→ Stated exercise
Extract every line below that contains the word "document".

→ Data lines
• • • • • • •

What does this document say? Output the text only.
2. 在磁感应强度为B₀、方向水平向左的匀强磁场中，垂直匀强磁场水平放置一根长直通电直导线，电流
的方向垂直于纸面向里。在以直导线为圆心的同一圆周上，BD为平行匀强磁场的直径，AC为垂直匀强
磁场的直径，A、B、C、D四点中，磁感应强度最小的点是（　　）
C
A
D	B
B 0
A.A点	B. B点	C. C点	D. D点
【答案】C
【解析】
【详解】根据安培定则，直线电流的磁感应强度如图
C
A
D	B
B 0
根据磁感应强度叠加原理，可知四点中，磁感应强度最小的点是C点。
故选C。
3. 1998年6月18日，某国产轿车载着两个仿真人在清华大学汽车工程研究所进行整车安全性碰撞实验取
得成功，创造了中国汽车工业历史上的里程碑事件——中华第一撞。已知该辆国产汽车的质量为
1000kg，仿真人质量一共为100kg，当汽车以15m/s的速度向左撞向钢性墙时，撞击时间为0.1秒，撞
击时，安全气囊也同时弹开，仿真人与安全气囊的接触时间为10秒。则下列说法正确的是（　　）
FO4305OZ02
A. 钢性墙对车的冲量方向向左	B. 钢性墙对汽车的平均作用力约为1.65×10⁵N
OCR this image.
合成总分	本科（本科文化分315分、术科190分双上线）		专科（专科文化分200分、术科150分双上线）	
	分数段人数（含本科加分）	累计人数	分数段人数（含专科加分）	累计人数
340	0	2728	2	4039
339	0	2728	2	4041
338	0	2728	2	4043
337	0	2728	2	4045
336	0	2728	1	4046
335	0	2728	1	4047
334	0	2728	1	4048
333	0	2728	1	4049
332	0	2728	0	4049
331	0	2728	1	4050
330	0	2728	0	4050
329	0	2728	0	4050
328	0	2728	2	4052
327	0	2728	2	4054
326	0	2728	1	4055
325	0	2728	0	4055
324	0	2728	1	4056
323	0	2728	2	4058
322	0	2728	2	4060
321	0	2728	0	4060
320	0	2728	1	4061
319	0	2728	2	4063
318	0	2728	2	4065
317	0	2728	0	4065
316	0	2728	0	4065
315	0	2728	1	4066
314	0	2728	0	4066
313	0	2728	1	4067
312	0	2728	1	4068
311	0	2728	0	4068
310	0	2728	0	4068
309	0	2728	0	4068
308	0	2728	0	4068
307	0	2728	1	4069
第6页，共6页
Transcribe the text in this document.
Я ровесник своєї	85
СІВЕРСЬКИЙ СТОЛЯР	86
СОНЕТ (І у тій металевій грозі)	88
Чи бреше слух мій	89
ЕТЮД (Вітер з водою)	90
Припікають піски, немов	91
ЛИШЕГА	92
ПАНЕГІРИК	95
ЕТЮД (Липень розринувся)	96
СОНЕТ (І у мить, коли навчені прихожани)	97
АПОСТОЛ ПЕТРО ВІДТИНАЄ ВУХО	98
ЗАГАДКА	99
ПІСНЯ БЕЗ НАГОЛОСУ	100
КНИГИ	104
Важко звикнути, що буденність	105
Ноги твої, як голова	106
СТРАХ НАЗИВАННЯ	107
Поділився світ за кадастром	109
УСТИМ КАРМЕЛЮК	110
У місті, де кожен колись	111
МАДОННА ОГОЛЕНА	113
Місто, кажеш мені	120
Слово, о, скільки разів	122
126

• • • • • • •

→ The response
What does this document say? Output the text only.
Transcribe the text in this document.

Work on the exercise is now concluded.